- [Request]:
Collect all the lines that mention the word "重点领域".
# # # #
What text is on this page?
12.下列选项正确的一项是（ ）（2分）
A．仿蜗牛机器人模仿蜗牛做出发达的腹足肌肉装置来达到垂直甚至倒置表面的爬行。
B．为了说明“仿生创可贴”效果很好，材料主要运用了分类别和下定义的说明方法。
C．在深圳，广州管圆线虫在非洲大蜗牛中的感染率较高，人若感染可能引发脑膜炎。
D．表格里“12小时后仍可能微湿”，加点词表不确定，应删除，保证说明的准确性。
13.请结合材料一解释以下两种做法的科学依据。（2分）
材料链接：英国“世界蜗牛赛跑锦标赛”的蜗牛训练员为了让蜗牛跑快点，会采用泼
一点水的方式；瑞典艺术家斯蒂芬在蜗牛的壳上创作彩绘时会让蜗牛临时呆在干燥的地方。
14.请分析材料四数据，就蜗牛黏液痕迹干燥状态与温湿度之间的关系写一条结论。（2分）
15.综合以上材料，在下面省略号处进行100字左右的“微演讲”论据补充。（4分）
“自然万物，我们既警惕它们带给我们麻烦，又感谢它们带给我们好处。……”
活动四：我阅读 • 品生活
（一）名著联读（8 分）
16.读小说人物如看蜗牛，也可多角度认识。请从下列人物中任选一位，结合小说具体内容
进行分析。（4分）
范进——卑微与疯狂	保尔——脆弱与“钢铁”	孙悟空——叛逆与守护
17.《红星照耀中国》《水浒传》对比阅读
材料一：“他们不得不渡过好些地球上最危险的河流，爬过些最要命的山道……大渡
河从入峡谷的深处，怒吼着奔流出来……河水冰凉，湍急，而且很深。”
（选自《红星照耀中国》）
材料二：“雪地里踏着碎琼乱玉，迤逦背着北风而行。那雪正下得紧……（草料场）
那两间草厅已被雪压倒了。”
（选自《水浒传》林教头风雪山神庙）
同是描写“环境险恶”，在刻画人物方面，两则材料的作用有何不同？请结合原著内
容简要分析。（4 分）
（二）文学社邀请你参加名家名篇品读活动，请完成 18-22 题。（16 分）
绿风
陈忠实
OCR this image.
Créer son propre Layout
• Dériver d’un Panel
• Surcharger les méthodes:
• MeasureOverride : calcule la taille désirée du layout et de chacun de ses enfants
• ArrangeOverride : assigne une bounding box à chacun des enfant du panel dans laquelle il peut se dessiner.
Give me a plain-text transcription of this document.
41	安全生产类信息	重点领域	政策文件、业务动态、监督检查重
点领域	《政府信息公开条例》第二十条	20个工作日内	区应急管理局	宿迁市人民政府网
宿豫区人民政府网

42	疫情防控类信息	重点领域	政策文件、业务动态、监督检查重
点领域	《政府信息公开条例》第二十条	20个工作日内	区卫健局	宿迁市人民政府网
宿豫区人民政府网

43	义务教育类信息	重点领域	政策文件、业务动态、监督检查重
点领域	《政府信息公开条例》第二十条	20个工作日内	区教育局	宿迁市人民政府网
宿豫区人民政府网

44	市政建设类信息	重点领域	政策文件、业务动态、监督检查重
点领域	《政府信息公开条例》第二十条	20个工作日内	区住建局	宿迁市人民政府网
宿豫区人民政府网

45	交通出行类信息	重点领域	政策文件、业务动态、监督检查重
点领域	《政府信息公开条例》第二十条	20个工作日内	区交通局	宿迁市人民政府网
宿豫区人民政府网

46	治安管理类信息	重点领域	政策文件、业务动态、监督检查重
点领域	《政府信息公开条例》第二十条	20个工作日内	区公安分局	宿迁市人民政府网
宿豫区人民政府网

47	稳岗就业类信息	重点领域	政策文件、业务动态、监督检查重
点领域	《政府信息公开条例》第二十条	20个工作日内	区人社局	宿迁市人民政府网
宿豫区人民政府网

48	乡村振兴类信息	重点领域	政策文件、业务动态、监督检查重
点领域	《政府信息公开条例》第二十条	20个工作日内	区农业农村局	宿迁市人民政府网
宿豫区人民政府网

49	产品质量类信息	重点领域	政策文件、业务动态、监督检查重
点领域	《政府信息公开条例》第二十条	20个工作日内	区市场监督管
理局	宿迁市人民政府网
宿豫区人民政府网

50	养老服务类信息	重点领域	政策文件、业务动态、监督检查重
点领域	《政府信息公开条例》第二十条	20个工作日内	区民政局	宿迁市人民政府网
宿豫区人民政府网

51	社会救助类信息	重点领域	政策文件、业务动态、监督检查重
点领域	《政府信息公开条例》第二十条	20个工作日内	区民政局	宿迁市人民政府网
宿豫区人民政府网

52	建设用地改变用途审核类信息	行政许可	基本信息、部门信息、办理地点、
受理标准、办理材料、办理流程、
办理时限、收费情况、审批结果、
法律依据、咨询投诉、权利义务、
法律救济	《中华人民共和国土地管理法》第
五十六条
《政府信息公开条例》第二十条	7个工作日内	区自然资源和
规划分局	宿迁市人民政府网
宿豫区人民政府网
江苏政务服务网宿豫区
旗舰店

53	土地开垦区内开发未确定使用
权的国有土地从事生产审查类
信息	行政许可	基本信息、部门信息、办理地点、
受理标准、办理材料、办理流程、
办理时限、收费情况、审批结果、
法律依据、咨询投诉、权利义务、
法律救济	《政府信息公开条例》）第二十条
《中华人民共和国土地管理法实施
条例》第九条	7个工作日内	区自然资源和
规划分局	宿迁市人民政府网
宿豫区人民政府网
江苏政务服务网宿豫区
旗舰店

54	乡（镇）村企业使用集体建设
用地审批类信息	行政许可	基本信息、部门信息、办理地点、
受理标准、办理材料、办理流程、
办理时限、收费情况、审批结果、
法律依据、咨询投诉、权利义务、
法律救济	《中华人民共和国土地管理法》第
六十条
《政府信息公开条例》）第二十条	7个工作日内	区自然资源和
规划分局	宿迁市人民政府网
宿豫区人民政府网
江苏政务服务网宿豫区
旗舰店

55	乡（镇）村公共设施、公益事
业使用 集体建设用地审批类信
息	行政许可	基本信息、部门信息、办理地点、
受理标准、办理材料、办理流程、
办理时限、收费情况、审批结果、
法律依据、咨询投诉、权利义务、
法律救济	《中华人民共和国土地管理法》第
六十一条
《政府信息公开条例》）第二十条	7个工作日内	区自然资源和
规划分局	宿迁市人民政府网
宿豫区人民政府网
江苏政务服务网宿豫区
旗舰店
# # # #
- [Task solution]:
41	安全生产类信息	重点领域	政策文件、业务动态、监督检查重
42	疫情防控类信息	重点领域	政策文件、业务动态、监督检查重
43	义务教育类信息	重点领域	政策文件、业务动态、监督检查重
44	市政建设类信息	重点领域	政策文件、业务动态、监督检查重
45	交通出行类信息	重点领域	政策文件、业务动态、监督检查重
46	治安管理类信息	重点领域	政策文件、业务动态、监督检查重
47	稳岗就业类信息	重点领域	政策文件、业务动态、监督检查重
48	乡村振兴类信息	重点领域	政策文件、业务动态、监督检查重
49	产品质量类信息	重点领域	政策文件、业务动态、监督检查重
50	养老服务类信息	重点领域	政策文件、业务动态、监督检查重
51	社会救助类信息	重点领域	政策文件、业务动态、监督检查重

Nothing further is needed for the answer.